• GOAL: Please rewrite the data below with every "close-icon" changed to "dismiss-icon" and nothing else altered.

• INPUT MATERIAL:
= = = =

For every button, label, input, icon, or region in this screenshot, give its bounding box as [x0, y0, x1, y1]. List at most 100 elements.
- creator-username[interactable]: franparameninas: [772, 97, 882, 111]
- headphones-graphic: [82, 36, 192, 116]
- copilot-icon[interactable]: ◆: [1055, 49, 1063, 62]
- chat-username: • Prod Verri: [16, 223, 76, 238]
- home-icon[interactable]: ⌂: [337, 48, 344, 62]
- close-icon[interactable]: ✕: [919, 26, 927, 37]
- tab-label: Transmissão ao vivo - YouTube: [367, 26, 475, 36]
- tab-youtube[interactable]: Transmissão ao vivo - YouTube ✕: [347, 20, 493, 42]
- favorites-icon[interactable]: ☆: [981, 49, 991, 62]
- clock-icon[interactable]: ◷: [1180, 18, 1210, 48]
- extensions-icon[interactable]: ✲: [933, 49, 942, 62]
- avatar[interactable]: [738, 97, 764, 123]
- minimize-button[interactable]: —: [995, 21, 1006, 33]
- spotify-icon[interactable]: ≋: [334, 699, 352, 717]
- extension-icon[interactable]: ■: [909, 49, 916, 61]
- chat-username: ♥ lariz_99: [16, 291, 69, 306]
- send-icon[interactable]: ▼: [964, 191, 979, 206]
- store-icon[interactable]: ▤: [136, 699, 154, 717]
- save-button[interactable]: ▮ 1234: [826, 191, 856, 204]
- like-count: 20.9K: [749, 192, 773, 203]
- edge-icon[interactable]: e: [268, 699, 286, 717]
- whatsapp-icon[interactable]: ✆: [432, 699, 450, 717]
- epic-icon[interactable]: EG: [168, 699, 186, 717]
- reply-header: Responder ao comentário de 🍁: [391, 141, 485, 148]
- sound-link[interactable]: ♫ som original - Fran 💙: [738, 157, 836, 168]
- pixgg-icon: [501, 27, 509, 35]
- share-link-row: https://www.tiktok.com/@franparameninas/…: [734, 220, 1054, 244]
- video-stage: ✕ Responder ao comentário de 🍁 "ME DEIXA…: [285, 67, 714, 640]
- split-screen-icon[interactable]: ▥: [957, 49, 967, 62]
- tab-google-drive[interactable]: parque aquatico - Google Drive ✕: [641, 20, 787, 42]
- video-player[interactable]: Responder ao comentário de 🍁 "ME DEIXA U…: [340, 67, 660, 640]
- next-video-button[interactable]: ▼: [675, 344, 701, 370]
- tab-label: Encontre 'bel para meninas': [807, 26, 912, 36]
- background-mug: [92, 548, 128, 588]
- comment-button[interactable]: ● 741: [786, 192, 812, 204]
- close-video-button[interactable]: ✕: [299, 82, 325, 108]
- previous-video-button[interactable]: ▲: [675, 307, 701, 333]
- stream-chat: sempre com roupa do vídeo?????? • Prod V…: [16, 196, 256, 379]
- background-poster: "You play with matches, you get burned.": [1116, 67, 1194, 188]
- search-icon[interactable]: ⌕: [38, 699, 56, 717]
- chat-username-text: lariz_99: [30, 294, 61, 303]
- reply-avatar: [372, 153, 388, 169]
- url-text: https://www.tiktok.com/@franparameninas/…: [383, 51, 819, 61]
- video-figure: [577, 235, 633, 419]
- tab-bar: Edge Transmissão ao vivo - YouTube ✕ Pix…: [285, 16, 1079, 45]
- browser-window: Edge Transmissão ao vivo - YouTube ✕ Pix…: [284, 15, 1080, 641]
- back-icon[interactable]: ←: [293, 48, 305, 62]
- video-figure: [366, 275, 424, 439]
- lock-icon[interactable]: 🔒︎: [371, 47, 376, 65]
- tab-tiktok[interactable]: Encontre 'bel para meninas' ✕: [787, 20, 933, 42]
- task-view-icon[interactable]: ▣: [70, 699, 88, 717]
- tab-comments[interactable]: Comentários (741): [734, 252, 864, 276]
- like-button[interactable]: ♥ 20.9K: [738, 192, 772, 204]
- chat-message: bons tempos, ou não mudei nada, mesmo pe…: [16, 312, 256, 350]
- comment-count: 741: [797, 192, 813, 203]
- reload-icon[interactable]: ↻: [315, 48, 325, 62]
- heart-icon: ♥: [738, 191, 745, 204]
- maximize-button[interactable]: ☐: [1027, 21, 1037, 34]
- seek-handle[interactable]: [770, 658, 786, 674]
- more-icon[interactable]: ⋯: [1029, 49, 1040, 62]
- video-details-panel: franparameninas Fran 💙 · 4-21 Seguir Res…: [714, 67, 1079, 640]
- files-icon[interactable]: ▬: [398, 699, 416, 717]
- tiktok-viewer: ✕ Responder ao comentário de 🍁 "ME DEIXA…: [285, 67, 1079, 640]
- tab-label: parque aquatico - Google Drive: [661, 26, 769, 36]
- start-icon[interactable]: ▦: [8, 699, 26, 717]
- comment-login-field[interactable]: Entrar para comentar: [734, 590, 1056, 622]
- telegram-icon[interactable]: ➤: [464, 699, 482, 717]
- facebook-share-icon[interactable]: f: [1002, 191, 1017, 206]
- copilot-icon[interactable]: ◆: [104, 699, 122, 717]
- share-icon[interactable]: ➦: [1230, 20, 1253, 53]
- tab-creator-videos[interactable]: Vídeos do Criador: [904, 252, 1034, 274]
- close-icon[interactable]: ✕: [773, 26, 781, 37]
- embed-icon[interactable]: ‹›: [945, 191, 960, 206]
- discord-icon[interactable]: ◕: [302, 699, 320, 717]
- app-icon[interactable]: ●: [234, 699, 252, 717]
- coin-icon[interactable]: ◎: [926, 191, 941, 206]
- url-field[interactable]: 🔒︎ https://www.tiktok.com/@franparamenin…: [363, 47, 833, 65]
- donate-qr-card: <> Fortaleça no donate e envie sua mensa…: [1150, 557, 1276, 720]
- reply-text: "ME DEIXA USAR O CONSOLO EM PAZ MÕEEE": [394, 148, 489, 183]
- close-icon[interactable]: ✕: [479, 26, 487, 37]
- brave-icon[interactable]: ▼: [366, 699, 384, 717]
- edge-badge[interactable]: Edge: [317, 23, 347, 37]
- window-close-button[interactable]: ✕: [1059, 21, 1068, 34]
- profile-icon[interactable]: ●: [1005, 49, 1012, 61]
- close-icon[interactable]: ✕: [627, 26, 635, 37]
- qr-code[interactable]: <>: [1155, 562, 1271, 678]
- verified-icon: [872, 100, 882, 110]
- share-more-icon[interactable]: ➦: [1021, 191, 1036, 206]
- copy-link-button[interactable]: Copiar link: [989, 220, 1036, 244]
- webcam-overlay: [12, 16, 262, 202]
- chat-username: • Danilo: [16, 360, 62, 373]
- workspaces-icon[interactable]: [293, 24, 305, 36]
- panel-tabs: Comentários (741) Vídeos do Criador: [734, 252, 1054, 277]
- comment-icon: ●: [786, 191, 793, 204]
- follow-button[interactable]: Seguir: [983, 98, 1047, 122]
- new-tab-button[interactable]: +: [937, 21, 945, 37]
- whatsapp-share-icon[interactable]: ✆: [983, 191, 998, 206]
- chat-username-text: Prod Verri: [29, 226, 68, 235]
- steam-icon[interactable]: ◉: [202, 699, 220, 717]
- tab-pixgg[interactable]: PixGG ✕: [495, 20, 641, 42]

= = = =

• SOLUTION BELOW:
For every button, label, input, icon, or region in this screenshot, give its bounding box as [x0, y0, x1, y1]. List at most 100 elements.
- creator-username[interactable]: franparameninas: [772, 97, 882, 111]
- headphones-graphic: [82, 36, 192, 116]
- copilot-icon[interactable]: ◆: [1055, 49, 1063, 62]
- chat-username: • Prod Verri: [16, 223, 76, 238]
- home-icon[interactable]: ⌂: [337, 48, 344, 62]
- dismiss-icon[interactable]: ✕: [919, 26, 927, 37]
- tab-label: Transmissão ao vivo - YouTube: [367, 26, 475, 36]
- tab-youtube[interactable]: Transmissão ao vivo - YouTube ✕: [347, 20, 493, 42]
- favorites-icon[interactable]: ☆: [981, 49, 991, 62]
- clock-icon[interactable]: ◷: [1180, 18, 1210, 48]
- extensions-icon[interactable]: ✲: [933, 49, 942, 62]
- avatar[interactable]: [738, 97, 764, 123]
- minimize-button[interactable]: —: [995, 21, 1006, 33]
- spotify-icon[interactable]: ≋: [334, 699, 352, 717]
- extension-icon[interactable]: ■: [909, 49, 916, 61]
- chat-username: ♥ lariz_99: [16, 291, 69, 306]
- send-icon[interactable]: ▼: [964, 191, 979, 206]
- store-icon[interactable]: ▤: [136, 699, 154, 717]
- save-button[interactable]: ▮ 1234: [826, 191, 856, 204]
- like-count: 20.9K: [749, 192, 773, 203]
- edge-icon[interactable]: e: [268, 699, 286, 717]
- whatsapp-icon[interactable]: ✆: [432, 699, 450, 717]
- epic-icon[interactable]: EG: [168, 699, 186, 717]
- reply-header: Responder ao comentário de 🍁: [391, 141, 485, 148]
- sound-link[interactable]: ♫ som original - Fran 💙: [738, 157, 836, 168]
- pixgg-icon: [501, 27, 509, 35]
- share-link-row: https://www.tiktok.com/@franparameninas/…: [734, 220, 1054, 244]
- video-stage: ✕ Responder ao comentário de 🍁 "ME DEIXA…: [285, 67, 714, 640]
- split-screen-icon[interactable]: ▥: [957, 49, 967, 62]
- tab-google-drive[interactable]: parque aquatico - Google Drive ✕: [641, 20, 787, 42]
- video-player[interactable]: Responder ao comentário de 🍁 "ME DEIXA U…: [340, 67, 660, 640]
- next-video-button[interactable]: ▼: [675, 344, 701, 370]
- tab-label: Encontre 'bel para meninas': [807, 26, 912, 36]
- background-mug: [92, 548, 128, 588]
- comment-button[interactable]: ● 741: [786, 192, 812, 204]
- close-video-button[interactable]: ✕: [299, 82, 325, 108]
- previous-video-button[interactable]: ▲: [675, 307, 701, 333]
- stream-chat: sempre com roupa do vídeo?????? • Prod V…: [16, 196, 256, 379]
- background-poster: "You play with matches, you get burned.": [1116, 67, 1194, 188]
- search-icon[interactable]: ⌕: [38, 699, 56, 717]
- chat-username-text: lariz_99: [30, 294, 61, 303]
- reply-avatar: [372, 153, 388, 169]
- url-text: https://www.tiktok.com/@franparameninas/…: [383, 51, 819, 61]
- video-figure: [577, 235, 633, 419]
- tab-bar: Edge Transmissão ao vivo - YouTube ✕ Pix…: [285, 16, 1079, 45]
- browser-window: Edge Transmissão ao vivo - YouTube ✕ Pix…: [284, 15, 1080, 641]
- back-icon[interactable]: ←: [293, 48, 305, 62]
- video-figure: [366, 275, 424, 439]
- lock-icon[interactable]: 🔒︎: [371, 47, 376, 65]
- tab-tiktok[interactable]: Encontre 'bel para meninas' ✕: [787, 20, 933, 42]
- task-view-icon[interactable]: ▣: [70, 699, 88, 717]
- tab-comments[interactable]: Comentários (741): [734, 252, 864, 276]
- like-button[interactable]: ♥ 20.9K: [738, 192, 772, 204]
- chat-message: bons tempos, ou não mudei nada, mesmo pe…: [16, 312, 256, 350]
- comment-count: 741: [797, 192, 813, 203]
- reload-icon[interactable]: ↻: [315, 48, 325, 62]
- heart-icon: ♥: [738, 191, 745, 204]
- maximize-button[interactable]: ☐: [1027, 21, 1037, 34]
- seek-handle[interactable]: [770, 658, 786, 674]
- more-icon[interactable]: ⋯: [1029, 49, 1040, 62]
- video-details-panel: franparameninas Fran 💙 · 4-21 Seguir Res…: [714, 67, 1079, 640]
- files-icon[interactable]: ▬: [398, 699, 416, 717]
- tiktok-viewer: ✕ Responder ao comentário de 🍁 "ME DEIXA…: [285, 67, 1079, 640]
- tab-label: parque aquatico - Google Drive: [661, 26, 769, 36]
- start-icon[interactable]: ▦: [8, 699, 26, 717]
- comment-login-field[interactable]: Entrar para comentar: [734, 590, 1056, 622]
- telegram-icon[interactable]: ➤: [464, 699, 482, 717]
- facebook-share-icon[interactable]: f: [1002, 191, 1017, 206]
- copilot-icon[interactable]: ◆: [104, 699, 122, 717]
- share-icon[interactable]: ➦: [1230, 20, 1253, 53]
- tab-creator-videos[interactable]: Vídeos do Criador: [904, 252, 1034, 274]
- dismiss-icon[interactable]: ✕: [773, 26, 781, 37]
- embed-icon[interactable]: ‹›: [945, 191, 960, 206]
- discord-icon[interactable]: ◕: [302, 699, 320, 717]
- app-icon[interactable]: ●: [234, 699, 252, 717]
- coin-icon[interactable]: ◎: [926, 191, 941, 206]
- url-field[interactable]: 🔒︎ https://www.tiktok.com/@franparamenin…: [363, 47, 833, 65]
- donate-qr-card: <> Fortaleça no donate e envie sua mensa…: [1150, 557, 1276, 720]
- reply-text: "ME DEIXA USAR O CONSOLO EM PAZ MÕEEE": [394, 148, 489, 183]
- dismiss-icon[interactable]: ✕: [479, 26, 487, 37]
- brave-icon[interactable]: ▼: [366, 699, 384, 717]
- edge-badge[interactable]: Edge: [317, 23, 347, 37]
- window-close-button[interactable]: ✕: [1059, 21, 1068, 34]
- profile-icon[interactable]: ●: [1005, 49, 1012, 61]
- dismiss-icon[interactable]: ✕: [627, 26, 635, 37]
- qr-code[interactable]: <>: [1155, 562, 1271, 678]
- verified-icon: [872, 100, 882, 110]
- share-more-icon[interactable]: ➦: [1021, 191, 1036, 206]
- copy-link-button[interactable]: Copiar link: [989, 220, 1036, 244]
- webcam-overlay: [12, 16, 262, 202]
- chat-username: • Danilo: [16, 360, 62, 373]
- workspaces-icon[interactable]: [293, 24, 305, 36]
- panel-tabs: Comentários (741) Vídeos do Criador: [734, 252, 1054, 277]
- comment-icon: ●: [786, 191, 793, 204]
- follow-button[interactable]: Seguir: [983, 98, 1047, 122]
- new-tab-button[interactable]: +: [937, 21, 945, 37]
- whatsapp-share-icon[interactable]: ✆: [983, 191, 998, 206]
- chat-username-text: Prod Verri: [29, 226, 68, 235]
- steam-icon[interactable]: ◉: [202, 699, 220, 717]
- tab-pixgg[interactable]: PixGG ✕: [495, 20, 641, 42]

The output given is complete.